Exercise — Select from the data all lines with the word "BBBBDD".

Extracts from a graphics dataset
· · · ·

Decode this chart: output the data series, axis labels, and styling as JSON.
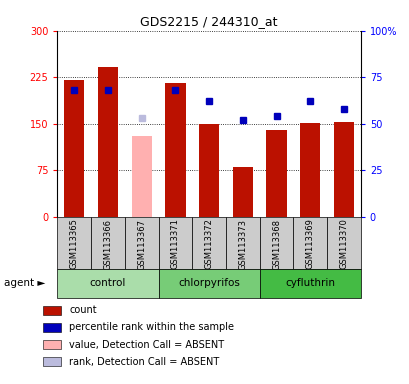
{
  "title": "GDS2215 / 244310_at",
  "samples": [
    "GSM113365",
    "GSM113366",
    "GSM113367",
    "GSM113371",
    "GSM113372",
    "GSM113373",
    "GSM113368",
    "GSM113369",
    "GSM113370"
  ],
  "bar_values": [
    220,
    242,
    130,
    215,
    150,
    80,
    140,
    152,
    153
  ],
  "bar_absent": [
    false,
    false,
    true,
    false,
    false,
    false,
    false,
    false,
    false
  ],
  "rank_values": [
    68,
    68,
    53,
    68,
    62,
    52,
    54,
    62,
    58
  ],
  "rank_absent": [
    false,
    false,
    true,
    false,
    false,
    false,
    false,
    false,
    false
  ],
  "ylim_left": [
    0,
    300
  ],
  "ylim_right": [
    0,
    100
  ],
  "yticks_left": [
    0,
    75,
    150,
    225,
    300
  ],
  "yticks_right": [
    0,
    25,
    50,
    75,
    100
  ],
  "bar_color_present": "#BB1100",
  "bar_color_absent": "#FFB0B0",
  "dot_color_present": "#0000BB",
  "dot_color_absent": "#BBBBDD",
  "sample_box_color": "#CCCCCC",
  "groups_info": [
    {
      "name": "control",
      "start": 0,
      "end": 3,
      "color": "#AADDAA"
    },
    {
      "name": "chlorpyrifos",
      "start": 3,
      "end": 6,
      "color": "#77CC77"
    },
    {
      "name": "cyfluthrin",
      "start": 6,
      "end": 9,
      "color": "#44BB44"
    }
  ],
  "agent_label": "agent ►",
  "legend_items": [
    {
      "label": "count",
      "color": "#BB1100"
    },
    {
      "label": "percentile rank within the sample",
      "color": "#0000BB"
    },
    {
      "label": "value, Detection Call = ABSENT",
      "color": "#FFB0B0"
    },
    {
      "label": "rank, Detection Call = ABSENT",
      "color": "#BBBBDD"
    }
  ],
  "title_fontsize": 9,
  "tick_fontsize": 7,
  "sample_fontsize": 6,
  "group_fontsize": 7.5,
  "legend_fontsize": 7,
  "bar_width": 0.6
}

· · · ·

The solution —
  "dot_color_absent": "#BBBBDD",
      "color": "#BBBBDD"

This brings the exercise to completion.